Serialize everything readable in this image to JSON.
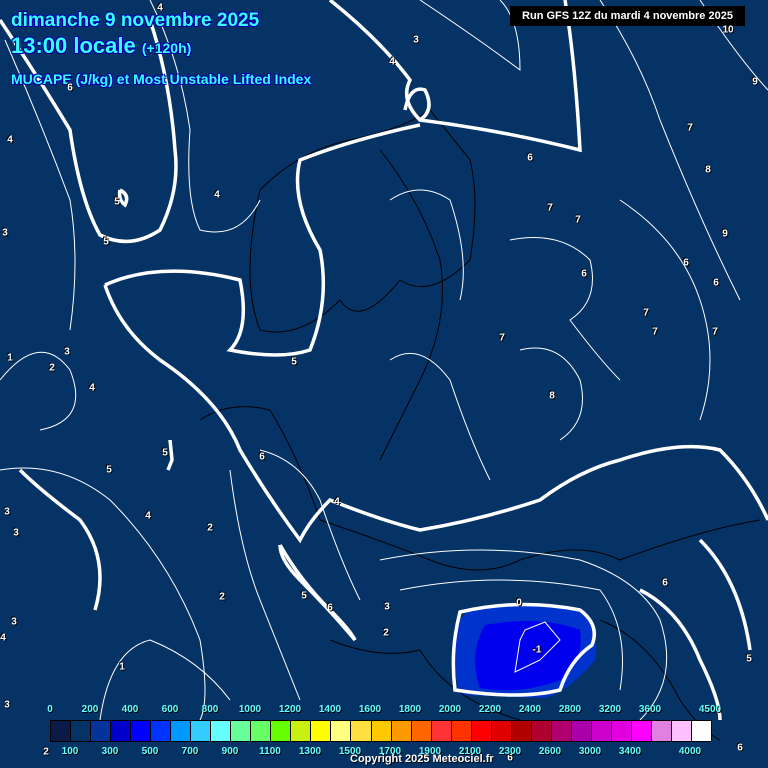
{
  "header": {
    "date": "dimanche 9 novembre 2025",
    "time": "13:00 locale",
    "lead": "(+120h)",
    "parameter": "MUCAPE (J/kg) et Most Unstable Lifted Index",
    "run": "Run GFS 12Z du mardi 4 novembre 2025"
  },
  "contour_labels": [
    "4",
    "3",
    "10",
    "4",
    "9",
    "6",
    "4",
    "7",
    "6",
    "8",
    "5",
    "4",
    "5",
    "7",
    "7",
    "9",
    "3",
    "6",
    "6",
    "6",
    "7",
    "7",
    "7",
    "7",
    "5",
    "3",
    "1",
    "2",
    "4",
    "8",
    "5",
    "6",
    "5",
    "4",
    "4",
    "2",
    "3",
    "3",
    "6",
    "2",
    "5",
    "6",
    "3",
    "0",
    "3",
    "2",
    "4",
    "-1",
    "5",
    "1",
    "3",
    "6",
    "6",
    "2"
  ],
  "legend": {
    "top_labels": [
      "0",
      "200",
      "400",
      "600",
      "800",
      "1000",
      "1200",
      "1400",
      "1600",
      "1800",
      "2000",
      "2200",
      "2400",
      "2800",
      "3200",
      "3600",
      "4500"
    ],
    "bottom_labels": [
      "100",
      "300",
      "500",
      "700",
      "900",
      "1100",
      "1300",
      "1500",
      "1700",
      "1900",
      "2100",
      "2300",
      "2600",
      "3000",
      "3400",
      "4000"
    ],
    "colors": [
      "#0c1a48",
      "#053366",
      "#053399",
      "#0000cc",
      "#0000ff",
      "#0033ff",
      "#0099ff",
      "#33ccff",
      "#66ffff",
      "#66ff99",
      "#66ff66",
      "#66ff00",
      "#c8f010",
      "#ffff00",
      "#ffff80",
      "#ffe040",
      "#ffc800",
      "#ff9900",
      "#ff6600",
      "#ff3333",
      "#ff3300",
      "#ff0000",
      "#e00000",
      "#b00000",
      "#b00030",
      "#b00070",
      "#aa00aa",
      "#cc00cc",
      "#e000e0",
      "#ff00ff",
      "#e080e0",
      "#ffc0ff",
      "#ffffff"
    ]
  },
  "footer": {
    "copyright": "Copyright 2025 Meteociel.fr"
  }
}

● ● ● ●

■ **Work required**:
Reproduce every record word for word. The copy must contain no pictures.

■ **In response**:
Serialize everything readable in this image to JSON.
{
  "header": {
    "date": "dimanche 9 novembre 2025",
    "time": "13:00 locale",
    "lead": "(+120h)",
    "parameter": "MUCAPE (J/kg) et Most Unstable Lifted Index",
    "run": "Run GFS 12Z du mardi 4 novembre 2025"
  },
  "contour_labels": [
    "4",
    "3",
    "10",
    "4",
    "9",
    "6",
    "4",
    "7",
    "6",
    "8",
    "5",
    "4",
    "5",
    "7",
    "7",
    "9",
    "3",
    "6",
    "6",
    "6",
    "7",
    "7",
    "7",
    "7",
    "5",
    "3",
    "1",
    "2",
    "4",
    "8",
    "5",
    "6",
    "5",
    "4",
    "4",
    "2",
    "3",
    "3",
    "6",
    "2",
    "5",
    "6",
    "3",
    "0",
    "3",
    "2",
    "4",
    "-1",
    "5",
    "1",
    "3",
    "6",
    "6",
    "2"
  ],
  "legend": {
    "top_labels": [
      "0",
      "200",
      "400",
      "600",
      "800",
      "1000",
      "1200",
      "1400",
      "1600",
      "1800",
      "2000",
      "2200",
      "2400",
      "2800",
      "3200",
      "3600",
      "4500"
    ],
    "bottom_labels": [
      "100",
      "300",
      "500",
      "700",
      "900",
      "1100",
      "1300",
      "1500",
      "1700",
      "1900",
      "2100",
      "2300",
      "2600",
      "3000",
      "3400",
      "4000"
    ],
    "colors": [
      "#0c1a48",
      "#053366",
      "#053399",
      "#0000cc",
      "#0000ff",
      "#0033ff",
      "#0099ff",
      "#33ccff",
      "#66ffff",
      "#66ff99",
      "#66ff66",
      "#66ff00",
      "#c8f010",
      "#ffff00",
      "#ffff80",
      "#ffe040",
      "#ffc800",
      "#ff9900",
      "#ff6600",
      "#ff3333",
      "#ff3300",
      "#ff0000",
      "#e00000",
      "#b00000",
      "#b00030",
      "#b00070",
      "#aa00aa",
      "#cc00cc",
      "#e000e0",
      "#ff00ff",
      "#e080e0",
      "#ffc0ff",
      "#ffffff"
    ]
  },
  "footer": {
    "copyright": "Copyright 2025 Meteociel.fr"
  }
}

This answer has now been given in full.